--- START Given information ---

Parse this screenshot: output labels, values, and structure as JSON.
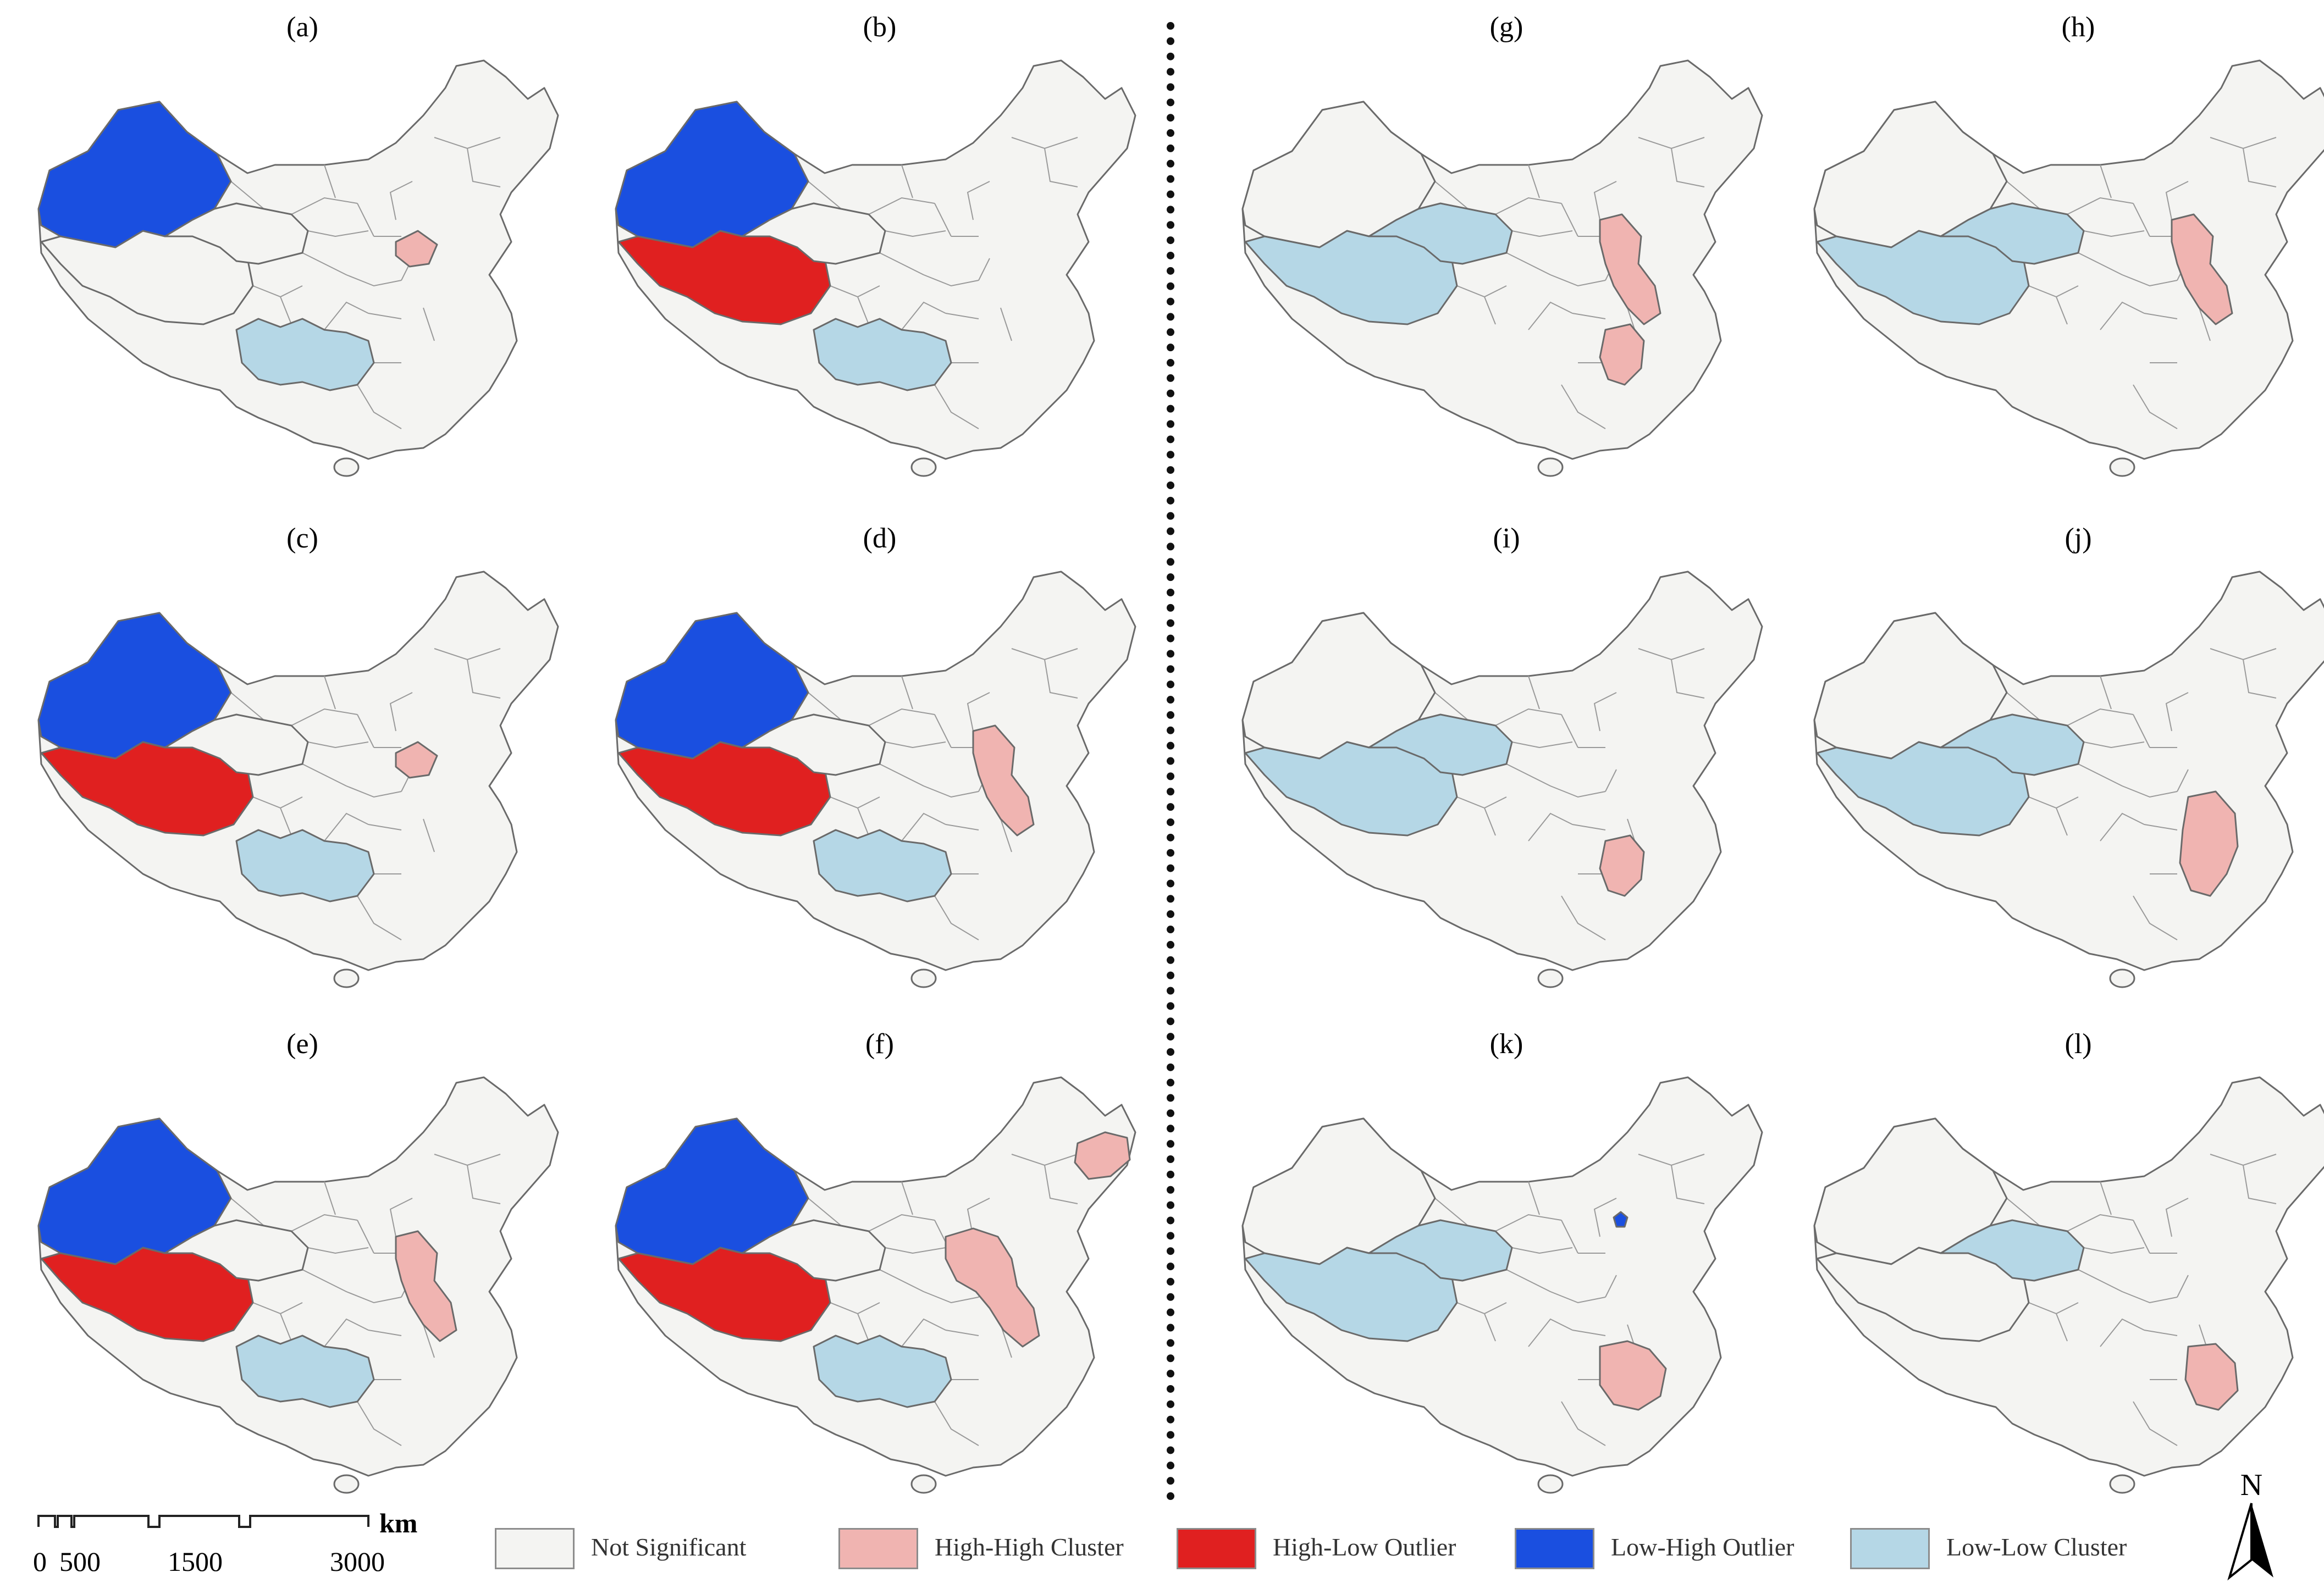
{
  "colors": {
    "not_significant": "#f4f4f2",
    "high_high_cluster": "#f0b4b1",
    "high_low_outlier": "#e02020",
    "low_high_outlier": "#1a4fe0",
    "low_low_cluster": "#b5d7e6",
    "outline": "#6a6a6a"
  },
  "panels": [
    {
      "label": "(a)",
      "xinjiang": "low_high_outlier",
      "tibet": "not_significant",
      "qinghai": "not_significant",
      "southwest": "low_low_cluster",
      "north_coast": "small",
      "southeast": "none",
      "northeast": false,
      "beijing": "none"
    },
    {
      "label": "(b)",
      "xinjiang": "low_high_outlier",
      "tibet": "high_low_outlier",
      "qinghai": "not_significant",
      "southwest": "low_low_cluster",
      "north_coast": "none",
      "southeast": "none",
      "northeast": false,
      "beijing": "none"
    },
    {
      "label": "(c)",
      "xinjiang": "low_high_outlier",
      "tibet": "high_low_outlier",
      "qinghai": "not_significant",
      "southwest": "low_low_cluster",
      "north_coast": "small",
      "southeast": "none",
      "northeast": false,
      "beijing": "none"
    },
    {
      "label": "(d)",
      "xinjiang": "low_high_outlier",
      "tibet": "high_low_outlier",
      "qinghai": "not_significant",
      "southwest": "low_low_cluster",
      "north_coast": "medium",
      "southeast": "none",
      "northeast": false,
      "beijing": "none"
    },
    {
      "label": "(e)",
      "xinjiang": "low_high_outlier",
      "tibet": "high_low_outlier",
      "qinghai": "not_significant",
      "southwest": "low_low_cluster",
      "north_coast": "medium",
      "southeast": "none",
      "northeast": false,
      "beijing": "none"
    },
    {
      "label": "(f)",
      "xinjiang": "low_high_outlier",
      "tibet": "high_low_outlier",
      "qinghai": "not_significant",
      "southwest": "low_low_cluster",
      "north_coast": "large",
      "southeast": "none",
      "northeast": true,
      "beijing": "none"
    },
    {
      "label": "(g)",
      "xinjiang": "not_significant",
      "tibet": "low_low_cluster",
      "qinghai": "low_low_cluster",
      "southwest": "none",
      "north_coast": "medium",
      "southeast": "jiangxi",
      "northeast": false,
      "beijing": "none"
    },
    {
      "label": "(h)",
      "xinjiang": "not_significant",
      "tibet": "low_low_cluster",
      "qinghai": "low_low_cluster",
      "southwest": "none",
      "north_coast": "medium",
      "southeast": "none",
      "northeast": false,
      "beijing": "none"
    },
    {
      "label": "(i)",
      "xinjiang": "not_significant",
      "tibet": "low_low_cluster",
      "qinghai": "low_low_cluster",
      "southwest": "none",
      "north_coast": "none",
      "southeast": "jiangxi",
      "northeast": false,
      "beijing": "none"
    },
    {
      "label": "(j)",
      "xinjiang": "not_significant",
      "tibet": "low_low_cluster",
      "qinghai": "low_low_cluster",
      "southwest": "none",
      "north_coast": "none",
      "southeast": "east_coast",
      "northeast": false,
      "beijing": "none"
    },
    {
      "label": "(k)",
      "xinjiang": "not_significant",
      "tibet": "low_low_cluster",
      "qinghai": "low_low_cluster",
      "southwest": "none",
      "north_coast": "none",
      "southeast": "jiangxi_fujian",
      "northeast": false,
      "beijing": "low_high_outlier"
    },
    {
      "label": "(l)",
      "xinjiang": "not_significant",
      "tibet": "not_significant",
      "qinghai": "low_low_cluster",
      "southwest": "none",
      "north_coast": "none",
      "southeast": "fujian",
      "northeast": false,
      "beijing": "none"
    }
  ],
  "legend": [
    {
      "label": "Not Significant",
      "color_key": "not_significant"
    },
    {
      "label": "High-High Cluster",
      "color_key": "high_high_cluster"
    },
    {
      "label": "High-Low Outlier",
      "color_key": "high_low_outlier"
    },
    {
      "label": "Low-High Outlier",
      "color_key": "low_high_outlier"
    },
    {
      "label": "Low-Low Cluster",
      "color_key": "low_low_cluster"
    }
  ],
  "scale_bar": {
    "unit": "km",
    "ticks": [
      "0",
      "500",
      "1500",
      "3000"
    ]
  },
  "north_arrow": {
    "label": "N"
  }
}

--- END Given information ---

Transcribe the records above exactly, omitting every picture they contain.

Parse this screenshot: output labels, values, and structure as JSON.
{
  "colors": {
    "not_significant": "#f4f4f2",
    "high_high_cluster": "#f0b4b1",
    "high_low_outlier": "#e02020",
    "low_high_outlier": "#1a4fe0",
    "low_low_cluster": "#b5d7e6",
    "outline": "#6a6a6a"
  },
  "panels": [
    {
      "label": "(a)",
      "xinjiang": "low_high_outlier",
      "tibet": "not_significant",
      "qinghai": "not_significant",
      "southwest": "low_low_cluster",
      "north_coast": "small",
      "southeast": "none",
      "northeast": false,
      "beijing": "none"
    },
    {
      "label": "(b)",
      "xinjiang": "low_high_outlier",
      "tibet": "high_low_outlier",
      "qinghai": "not_significant",
      "southwest": "low_low_cluster",
      "north_coast": "none",
      "southeast": "none",
      "northeast": false,
      "beijing": "none"
    },
    {
      "label": "(c)",
      "xinjiang": "low_high_outlier",
      "tibet": "high_low_outlier",
      "qinghai": "not_significant",
      "southwest": "low_low_cluster",
      "north_coast": "small",
      "southeast": "none",
      "northeast": false,
      "beijing": "none"
    },
    {
      "label": "(d)",
      "xinjiang": "low_high_outlier",
      "tibet": "high_low_outlier",
      "qinghai": "not_significant",
      "southwest": "low_low_cluster",
      "north_coast": "medium",
      "southeast": "none",
      "northeast": false,
      "beijing": "none"
    },
    {
      "label": "(e)",
      "xinjiang": "low_high_outlier",
      "tibet": "high_low_outlier",
      "qinghai": "not_significant",
      "southwest": "low_low_cluster",
      "north_coast": "medium",
      "southeast": "none",
      "northeast": false,
      "beijing": "none"
    },
    {
      "label": "(f)",
      "xinjiang": "low_high_outlier",
      "tibet": "high_low_outlier",
      "qinghai": "not_significant",
      "southwest": "low_low_cluster",
      "north_coast": "large",
      "southeast": "none",
      "northeast": true,
      "beijing": "none"
    },
    {
      "label": "(g)",
      "xinjiang": "not_significant",
      "tibet": "low_low_cluster",
      "qinghai": "low_low_cluster",
      "southwest": "none",
      "north_coast": "medium",
      "southeast": "jiangxi",
      "northeast": false,
      "beijing": "none"
    },
    {
      "label": "(h)",
      "xinjiang": "not_significant",
      "tibet": "low_low_cluster",
      "qinghai": "low_low_cluster",
      "southwest": "none",
      "north_coast": "medium",
      "southeast": "none",
      "northeast": false,
      "beijing": "none"
    },
    {
      "label": "(i)",
      "xinjiang": "not_significant",
      "tibet": "low_low_cluster",
      "qinghai": "low_low_cluster",
      "southwest": "none",
      "north_coast": "none",
      "southeast": "jiangxi",
      "northeast": false,
      "beijing": "none"
    },
    {
      "label": "(j)",
      "xinjiang": "not_significant",
      "tibet": "low_low_cluster",
      "qinghai": "low_low_cluster",
      "southwest": "none",
      "north_coast": "none",
      "southeast": "east_coast",
      "northeast": false,
      "beijing": "none"
    },
    {
      "label": "(k)",
      "xinjiang": "not_significant",
      "tibet": "low_low_cluster",
      "qinghai": "low_low_cluster",
      "southwest": "none",
      "north_coast": "none",
      "southeast": "jiangxi_fujian",
      "northeast": false,
      "beijing": "low_high_outlier"
    },
    {
      "label": "(l)",
      "xinjiang": "not_significant",
      "tibet": "not_significant",
      "qinghai": "low_low_cluster",
      "southwest": "none",
      "north_coast": "none",
      "southeast": "fujian",
      "northeast": false,
      "beijing": "none"
    }
  ],
  "legend": [
    {
      "label": "Not Significant",
      "color_key": "not_significant"
    },
    {
      "label": "High-High Cluster",
      "color_key": "high_high_cluster"
    },
    {
      "label": "High-Low Outlier",
      "color_key": "high_low_outlier"
    },
    {
      "label": "Low-High Outlier",
      "color_key": "low_high_outlier"
    },
    {
      "label": "Low-Low Cluster",
      "color_key": "low_low_cluster"
    }
  ],
  "scale_bar": {
    "unit": "km",
    "ticks": [
      "0",
      "500",
      "1500",
      "3000"
    ]
  },
  "north_arrow": {
    "label": "N"
  }
}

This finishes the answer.